Collection entries:

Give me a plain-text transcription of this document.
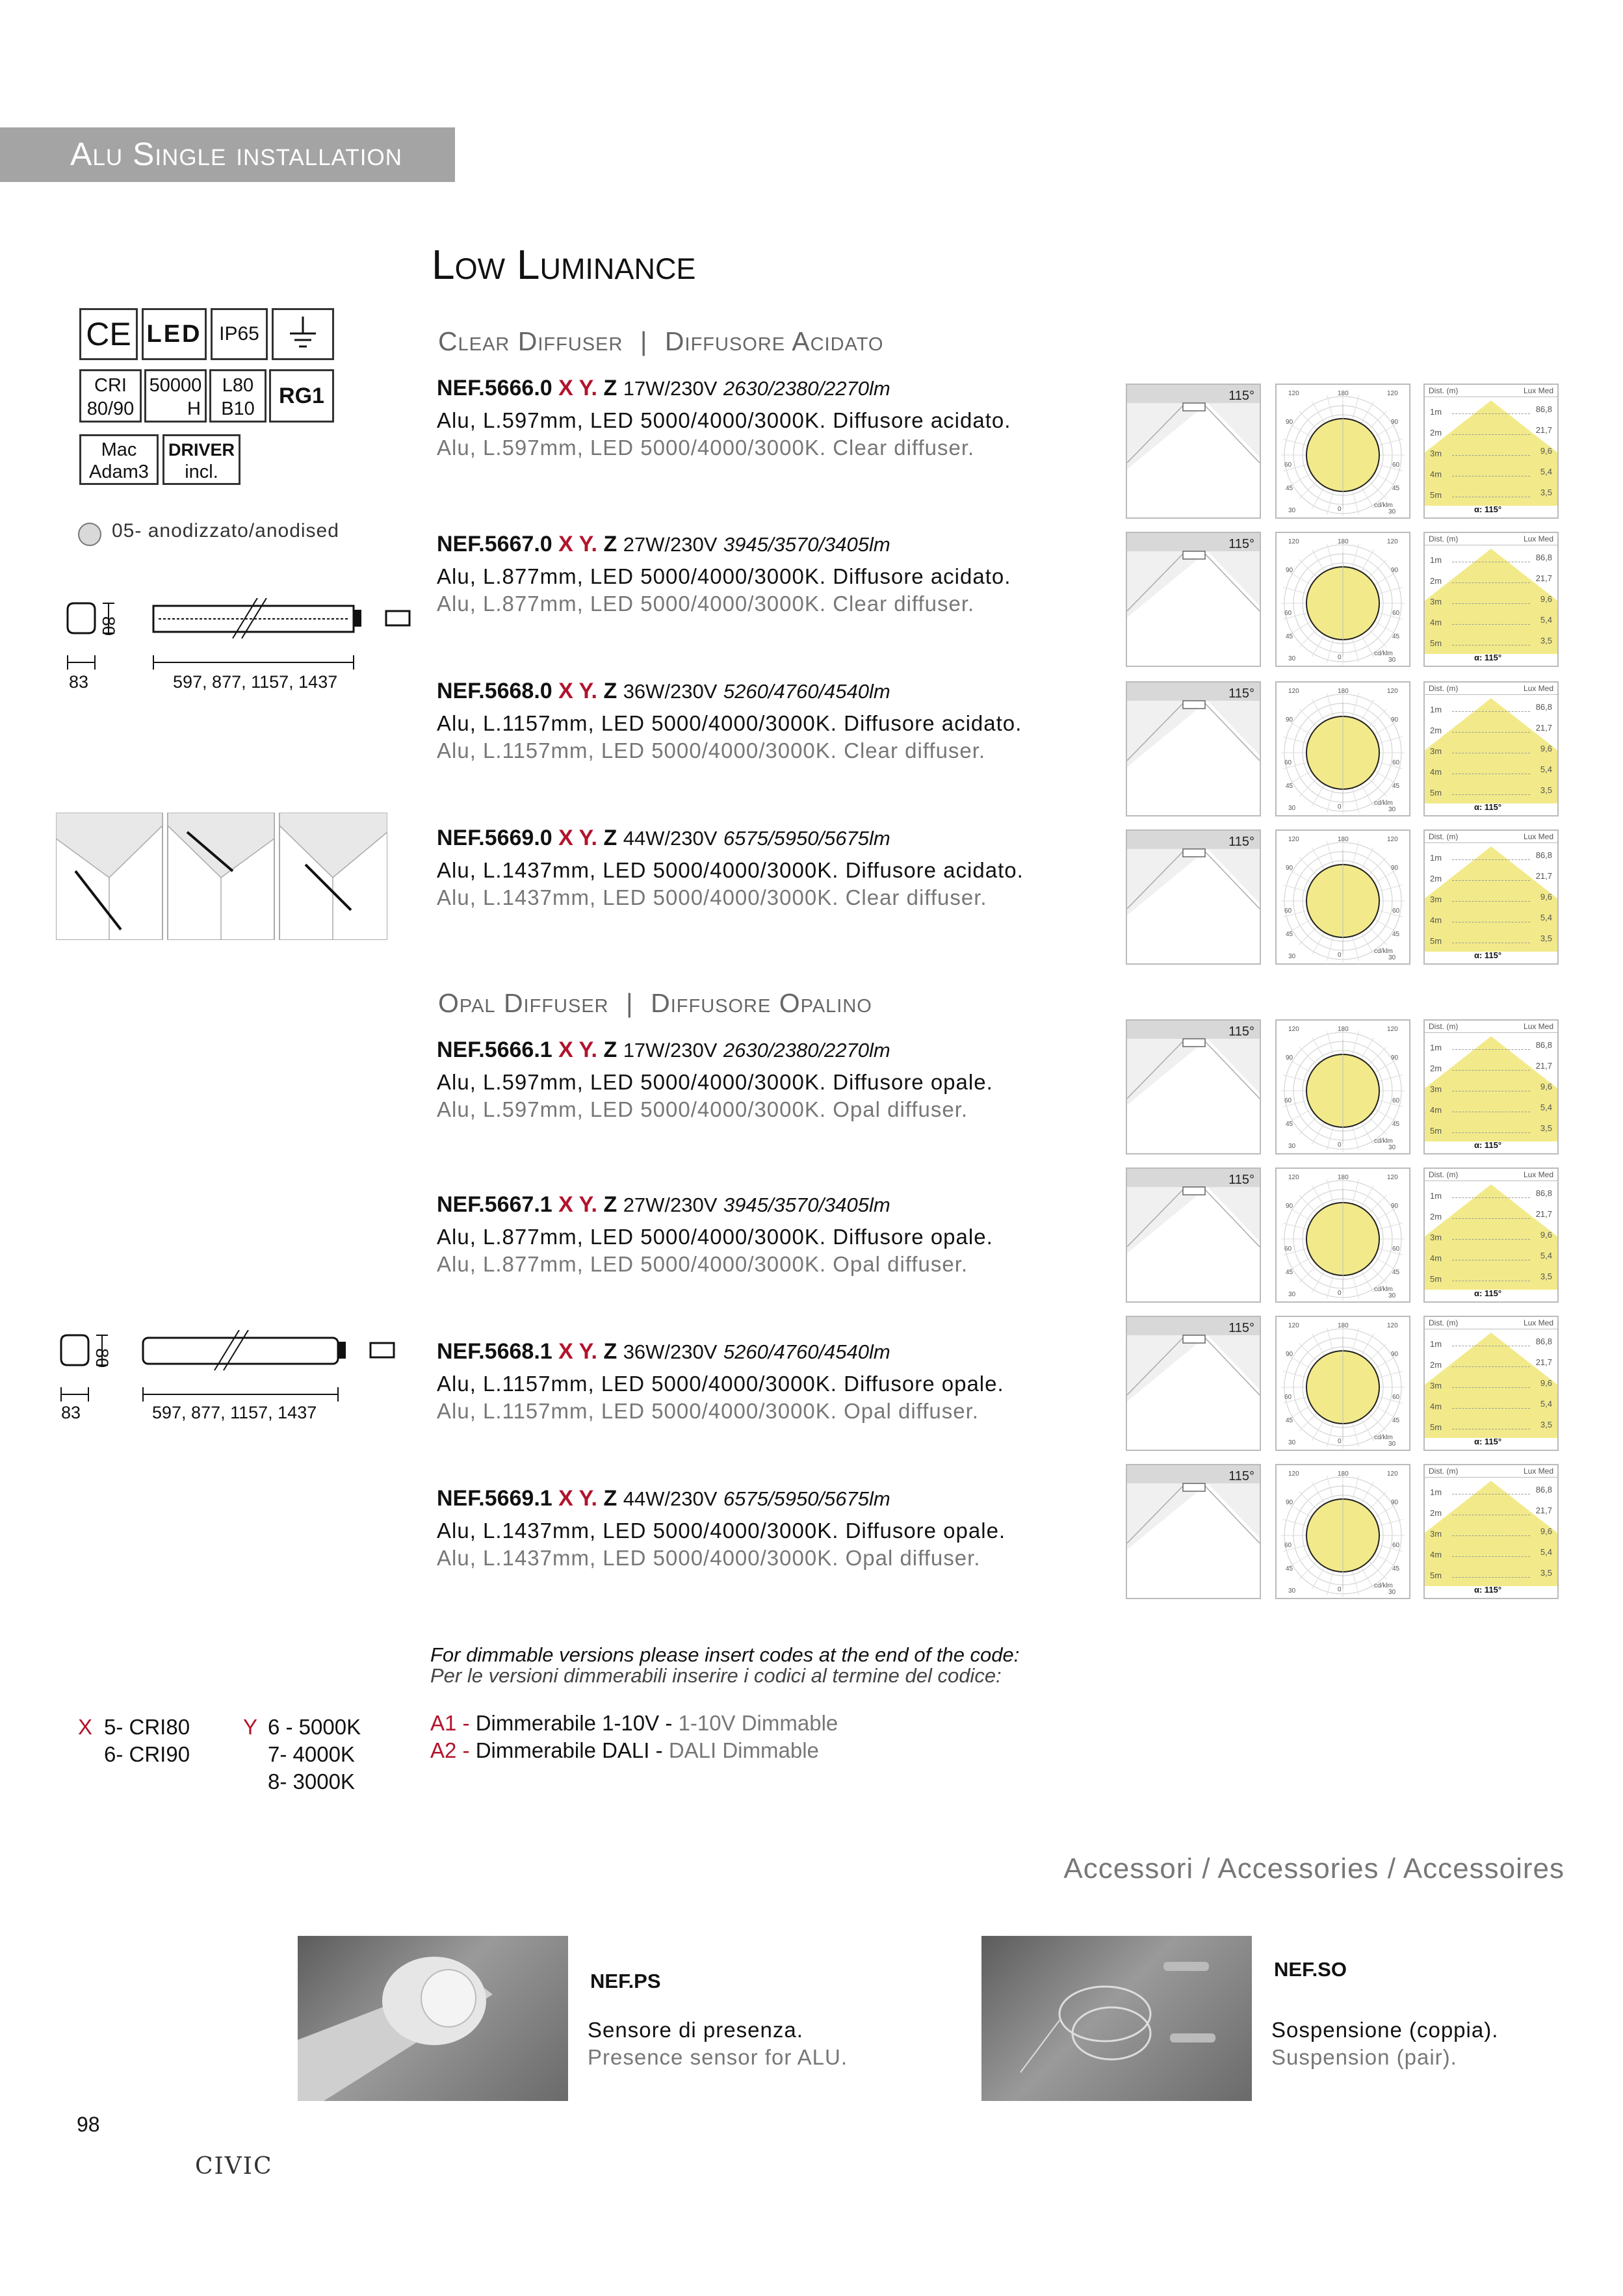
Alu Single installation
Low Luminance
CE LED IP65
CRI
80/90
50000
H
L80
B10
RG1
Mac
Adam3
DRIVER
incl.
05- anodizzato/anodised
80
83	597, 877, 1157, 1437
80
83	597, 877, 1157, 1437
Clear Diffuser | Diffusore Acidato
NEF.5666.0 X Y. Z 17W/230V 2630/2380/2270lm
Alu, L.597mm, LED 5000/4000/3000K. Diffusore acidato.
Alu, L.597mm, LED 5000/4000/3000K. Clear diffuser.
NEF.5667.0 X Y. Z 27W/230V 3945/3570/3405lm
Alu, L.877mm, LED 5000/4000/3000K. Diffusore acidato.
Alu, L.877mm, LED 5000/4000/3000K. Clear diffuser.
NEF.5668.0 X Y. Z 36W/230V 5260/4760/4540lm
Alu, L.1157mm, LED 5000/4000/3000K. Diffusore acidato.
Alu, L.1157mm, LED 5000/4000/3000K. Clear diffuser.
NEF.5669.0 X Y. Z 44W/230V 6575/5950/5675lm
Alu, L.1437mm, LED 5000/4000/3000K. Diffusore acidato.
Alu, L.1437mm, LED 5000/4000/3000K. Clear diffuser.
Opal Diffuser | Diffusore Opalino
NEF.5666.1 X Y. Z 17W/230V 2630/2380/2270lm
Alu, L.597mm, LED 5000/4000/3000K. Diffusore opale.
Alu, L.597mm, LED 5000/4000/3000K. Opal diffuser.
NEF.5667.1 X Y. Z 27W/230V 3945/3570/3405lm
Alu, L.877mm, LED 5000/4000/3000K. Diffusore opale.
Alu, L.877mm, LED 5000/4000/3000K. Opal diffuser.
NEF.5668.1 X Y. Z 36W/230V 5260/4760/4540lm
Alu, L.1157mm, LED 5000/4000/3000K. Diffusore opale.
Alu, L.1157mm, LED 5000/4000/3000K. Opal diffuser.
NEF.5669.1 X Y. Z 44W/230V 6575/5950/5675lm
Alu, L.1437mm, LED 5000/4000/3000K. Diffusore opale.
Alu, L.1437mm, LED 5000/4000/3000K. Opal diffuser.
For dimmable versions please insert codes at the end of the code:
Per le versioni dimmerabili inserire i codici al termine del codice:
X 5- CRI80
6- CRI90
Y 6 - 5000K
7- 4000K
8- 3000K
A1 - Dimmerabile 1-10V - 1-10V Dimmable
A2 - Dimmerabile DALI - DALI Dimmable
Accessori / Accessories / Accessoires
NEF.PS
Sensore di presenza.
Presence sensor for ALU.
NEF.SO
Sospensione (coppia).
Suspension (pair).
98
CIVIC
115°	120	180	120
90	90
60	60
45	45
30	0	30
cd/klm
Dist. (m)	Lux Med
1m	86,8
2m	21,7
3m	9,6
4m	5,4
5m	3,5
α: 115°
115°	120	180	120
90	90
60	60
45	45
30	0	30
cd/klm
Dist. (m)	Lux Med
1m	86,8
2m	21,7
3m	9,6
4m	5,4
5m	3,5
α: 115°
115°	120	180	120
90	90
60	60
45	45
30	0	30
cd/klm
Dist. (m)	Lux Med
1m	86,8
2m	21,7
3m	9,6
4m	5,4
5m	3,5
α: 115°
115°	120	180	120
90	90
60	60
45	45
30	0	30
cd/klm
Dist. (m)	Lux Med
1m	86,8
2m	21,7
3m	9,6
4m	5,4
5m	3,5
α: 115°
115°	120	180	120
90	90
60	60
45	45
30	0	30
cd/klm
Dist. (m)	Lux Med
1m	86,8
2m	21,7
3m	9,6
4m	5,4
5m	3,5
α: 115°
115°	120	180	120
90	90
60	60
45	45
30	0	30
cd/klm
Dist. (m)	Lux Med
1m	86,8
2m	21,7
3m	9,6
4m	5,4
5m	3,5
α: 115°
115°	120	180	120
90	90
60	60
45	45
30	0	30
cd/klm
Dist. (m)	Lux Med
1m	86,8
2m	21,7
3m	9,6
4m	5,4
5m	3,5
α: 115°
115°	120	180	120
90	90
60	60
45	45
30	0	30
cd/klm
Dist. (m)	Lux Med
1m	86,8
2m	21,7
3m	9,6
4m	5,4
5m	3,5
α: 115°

◆ **EXERCISE GOAL**
Every line that holds the string "Clear" should be returned.

◆ **SOLUTION FOR THIS EXERCISE**
Clear Diffuser | Diffusore Acidato
Alu, L.597mm, LED 5000/4000/3000K. Clear diffuser.
Alu, L.877mm, LED 5000/4000/3000K. Clear diffuser.
Alu, L.1157mm, LED 5000/4000/3000K. Clear diffuser.
Alu, L.1437mm, LED 5000/4000/3000K. Clear diffuser.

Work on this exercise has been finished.